→ **Information supplied**:

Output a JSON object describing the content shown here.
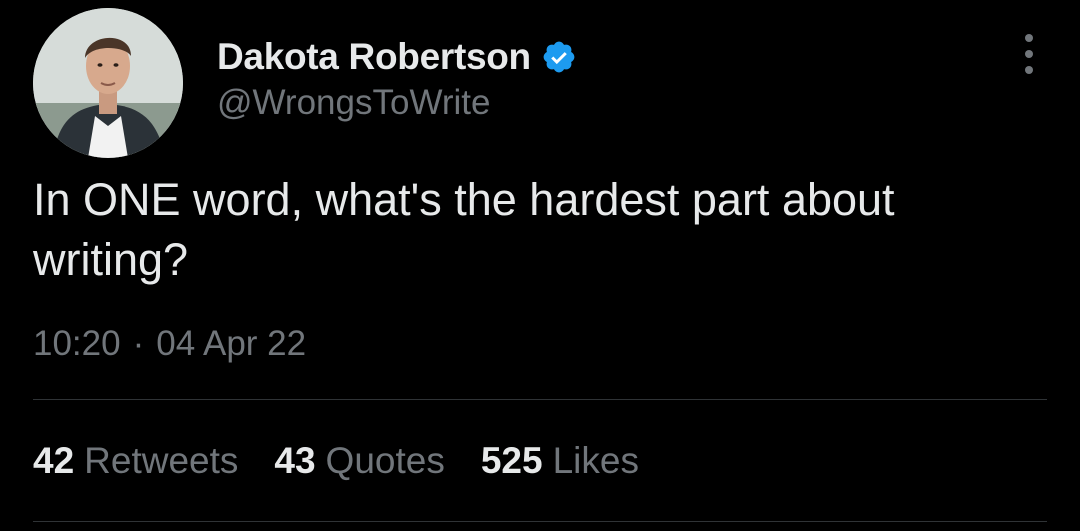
{
  "author": {
    "display_name": "Dakota Robertson",
    "handle": "@WrongsToWrite",
    "verified": true,
    "verified_color": "#1d9bf0"
  },
  "tweet": {
    "text": "In ONE word, what's the hardest part about writing?",
    "time": "10:20",
    "separator": "·",
    "date": "04 Apr 22"
  },
  "stats": [
    {
      "count": "42",
      "label": "Retweets"
    },
    {
      "count": "43",
      "label": "Quotes"
    },
    {
      "count": "525",
      "label": "Likes"
    }
  ],
  "icons": {
    "more": "more-options-icon",
    "verified": "verified-badge-icon"
  },
  "colors": {
    "background": "#000000",
    "primary_text": "#e7e9ea",
    "secondary_text": "#71767b",
    "divider": "#2f3336"
  }
}
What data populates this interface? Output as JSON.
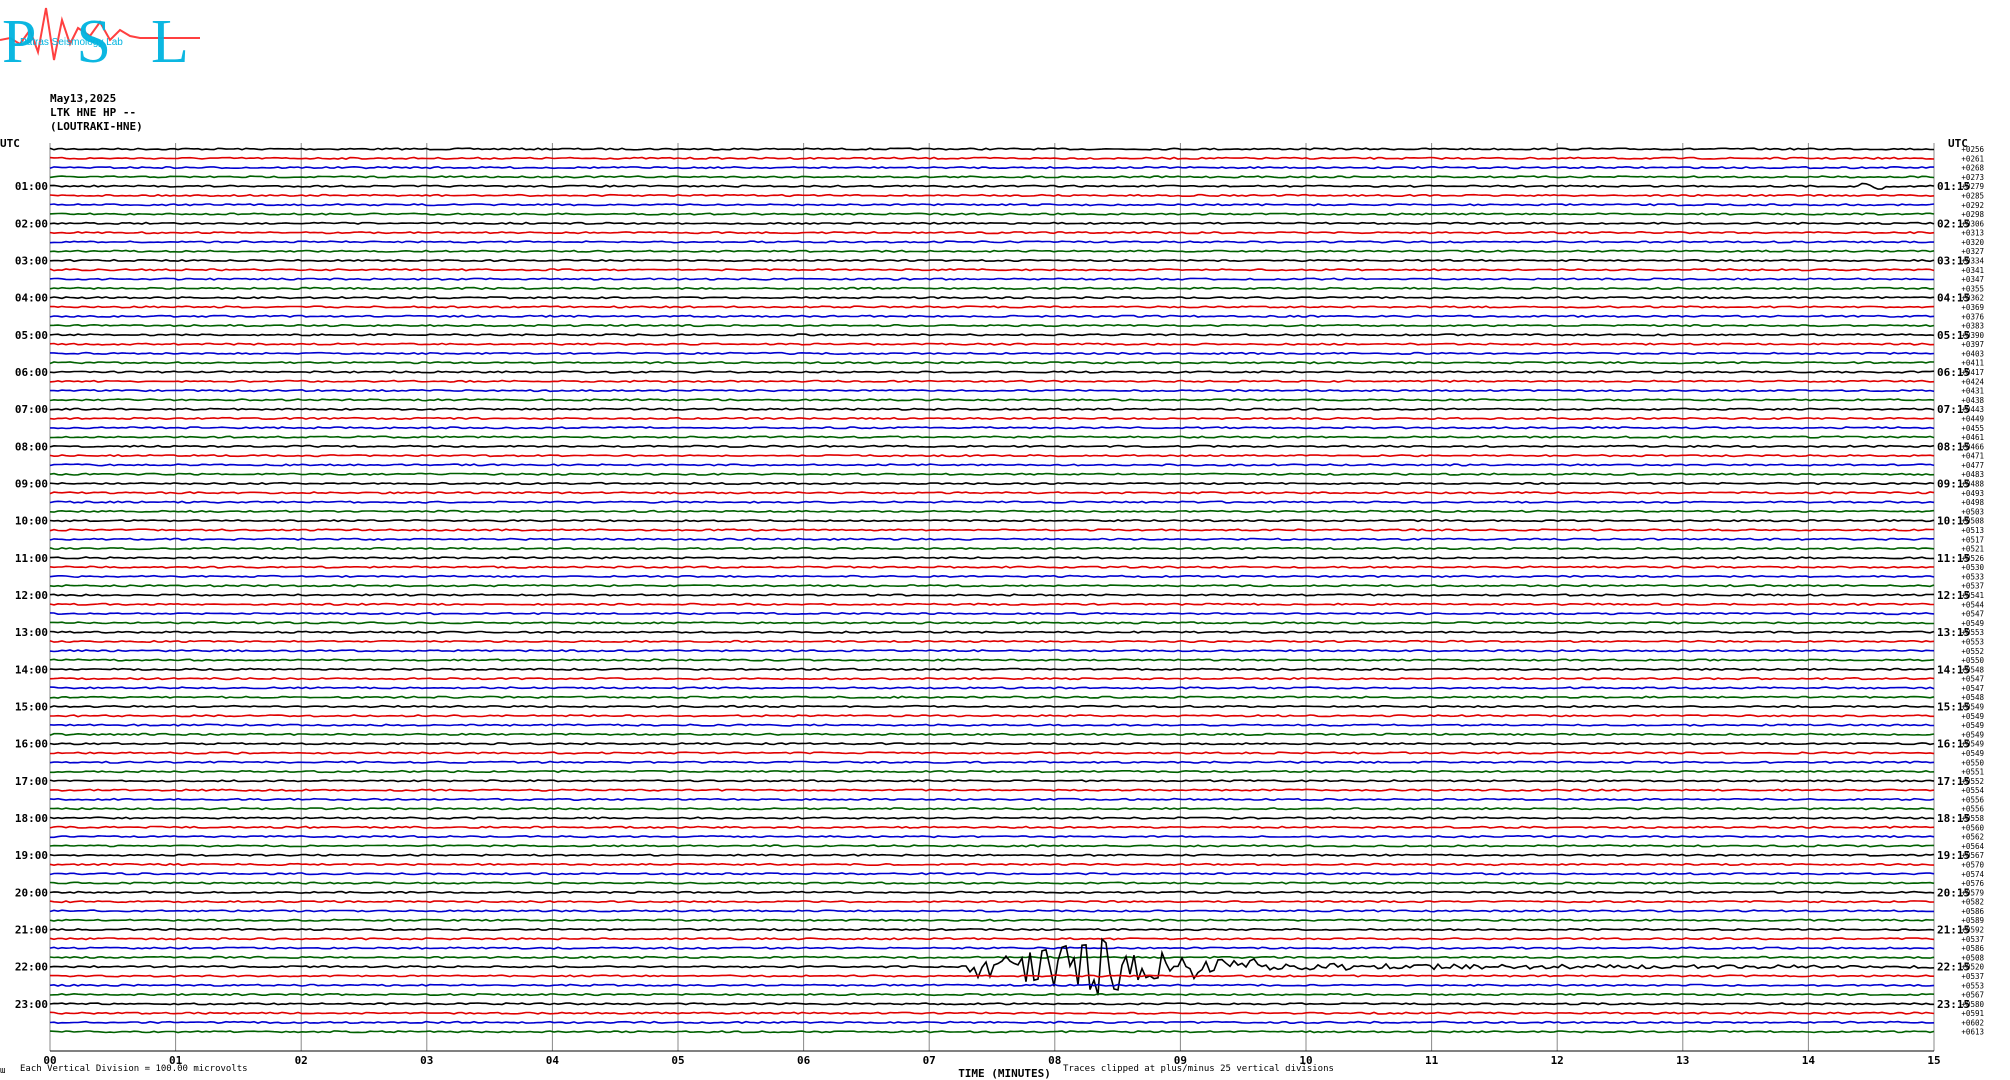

→ **Goal of the exercise**:
Leave out the pictures and transcribe everything else exactly.

→ **Solution to the problem**:
Output a JSON object describing the content shown here.
{
  "author": {
    "display_name": "Dakota Robertson",
    "handle": "@WrongsToWrite",
    "verified": true,
    "verified_color": "#1d9bf0"
  },
  "tweet": {
    "text": "In ONE word, what's the hardest part about writing?",
    "time": "10:20",
    "separator": "·",
    "date": "04 Apr 22"
  },
  "stats": [
    {
      "count": "42",
      "label": "Retweets"
    },
    {
      "count": "43",
      "label": "Quotes"
    },
    {
      "count": "525",
      "label": "Likes"
    }
  ],
  "icons": {
    "more": "more-options-icon",
    "verified": "verified-badge-icon"
  },
  "colors": {
    "background": "#000000",
    "primary_text": "#e7e9ea",
    "secondary_text": "#71767b",
    "divider": "#2f3336"
  }
}
What data populates this interface? Output as JSON.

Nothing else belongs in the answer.